### [Short exercise]
Take the listing and print it in full, exactly as given.

### [Data]
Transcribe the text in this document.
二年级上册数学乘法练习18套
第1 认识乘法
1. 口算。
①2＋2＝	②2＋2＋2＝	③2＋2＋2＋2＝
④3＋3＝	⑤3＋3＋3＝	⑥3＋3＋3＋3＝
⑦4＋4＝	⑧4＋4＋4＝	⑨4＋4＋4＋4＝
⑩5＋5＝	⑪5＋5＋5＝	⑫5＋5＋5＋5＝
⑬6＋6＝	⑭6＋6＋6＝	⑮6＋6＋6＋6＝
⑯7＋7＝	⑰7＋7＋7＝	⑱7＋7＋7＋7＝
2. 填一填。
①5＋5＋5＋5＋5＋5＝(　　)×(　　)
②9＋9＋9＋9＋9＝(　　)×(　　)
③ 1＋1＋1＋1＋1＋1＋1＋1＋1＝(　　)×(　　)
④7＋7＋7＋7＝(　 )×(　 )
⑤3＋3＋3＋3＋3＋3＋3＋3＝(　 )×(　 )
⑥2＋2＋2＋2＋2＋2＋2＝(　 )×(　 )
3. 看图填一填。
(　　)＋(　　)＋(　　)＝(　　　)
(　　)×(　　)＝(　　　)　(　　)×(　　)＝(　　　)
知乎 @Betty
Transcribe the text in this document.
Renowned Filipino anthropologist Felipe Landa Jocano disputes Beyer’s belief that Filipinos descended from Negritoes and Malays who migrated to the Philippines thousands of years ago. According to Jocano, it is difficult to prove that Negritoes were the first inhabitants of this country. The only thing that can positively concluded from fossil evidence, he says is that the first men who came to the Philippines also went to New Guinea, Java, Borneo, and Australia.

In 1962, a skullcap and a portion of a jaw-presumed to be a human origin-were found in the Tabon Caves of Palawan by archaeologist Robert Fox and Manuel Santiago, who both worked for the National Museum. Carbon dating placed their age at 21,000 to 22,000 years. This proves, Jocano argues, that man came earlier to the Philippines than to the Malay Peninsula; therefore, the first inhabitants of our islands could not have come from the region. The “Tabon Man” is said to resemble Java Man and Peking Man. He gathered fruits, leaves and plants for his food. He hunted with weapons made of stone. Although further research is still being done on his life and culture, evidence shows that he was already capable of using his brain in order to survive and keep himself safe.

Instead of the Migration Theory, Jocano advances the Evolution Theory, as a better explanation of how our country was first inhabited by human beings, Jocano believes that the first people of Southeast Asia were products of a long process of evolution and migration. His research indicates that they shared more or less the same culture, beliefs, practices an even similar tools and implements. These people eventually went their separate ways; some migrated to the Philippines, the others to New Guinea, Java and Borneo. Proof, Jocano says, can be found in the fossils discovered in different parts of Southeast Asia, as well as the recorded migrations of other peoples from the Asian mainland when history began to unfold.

### [Task output]
Transcribe the text in this document.
二年级上册数学乘法练习18套
第1 认识乘法
1. 口算。
①2＋2＝	②2＋2＋2＝	③2＋2＋2＋2＝
④3＋3＝	⑤3＋3＋3＝	⑥3＋3＋3＋3＝
⑦4＋4＝	⑧4＋4＋4＝	⑨4＋4＋4＋4＝
⑩5＋5＝	⑪5＋5＋5＝	⑫5＋5＋5＋5＝
⑬6＋6＝	⑭6＋6＋6＝	⑮6＋6＋6＋6＝
⑯7＋7＝	⑰7＋7＋7＝	⑱7＋7＋7＋7＝
2. 填一填。
①5＋5＋5＋5＋5＋5＝(　　)×(　　)
②9＋9＋9＋9＋9＝(　　)×(　　)
③ 1＋1＋1＋1＋1＋1＋1＋1＋1＝(　　)×(　　)
④7＋7＋7＋7＝(　 )×(　 )
⑤3＋3＋3＋3＋3＋3＋3＋3＝(　 )×(　 )
⑥2＋2＋2＋2＋2＋2＋2＝(　 )×(　 )
3. 看图填一填。
(　　)＋(　　)＋(　　)＝(　　　)
(　　)×(　　)＝(　　　)　(　　)×(　　)＝(　　　)
知乎 @Betty
Transcribe the text in this document.
Renowned Filipino anthropologist Felipe Landa Jocano disputes Beyer’s belief that Filipinos descended from Negritoes and Malays who migrated to the Philippines thousands of years ago. According to Jocano, it is difficult to prove that Negritoes were the first inhabitants of this country. The only thing that can positively concluded from fossil evidence, he says is that the first men who came to the Philippines also went to New Guinea, Java, Borneo, and Australia.

In 1962, a skullcap and a portion of a jaw-presumed to be a human origin-were found in the Tabon Caves of Palawan by archaeologist Robert Fox and Manuel Santiago, who both worked for the National Museum. Carbon dating placed their age at 21,000 to 22,000 years. This proves, Jocano argues, that man came earlier to the Philippines than to the Malay Peninsula; therefore, the first inhabitants of our islands could not have come from the region. The “Tabon Man” is said to resemble Java Man and Peking Man. He gathered fruits, leaves and plants for his food. He hunted with weapons made of stone. Although further research is still being done on his life and culture, evidence shows that he was already capable of using his brain in order to survive and keep himself safe.

Instead of the Migration Theory, Jocano advances the Evolution Theory, as a better explanation of how our country was first inhabited by human beings, Jocano believes that the first people of Southeast Asia were products of a long process of evolution and migration. His research indicates that they shared more or less the same culture, beliefs, practices an even similar tools and implements. These people eventually went their separate ways; some migrated to the Philippines, the others to New Guinea, Java and Borneo. Proof, Jocano says, can be found in the fossils discovered in different parts of Southeast Asia, as well as the recorded migrations of other peoples from the Asian mainland when history began to unfold.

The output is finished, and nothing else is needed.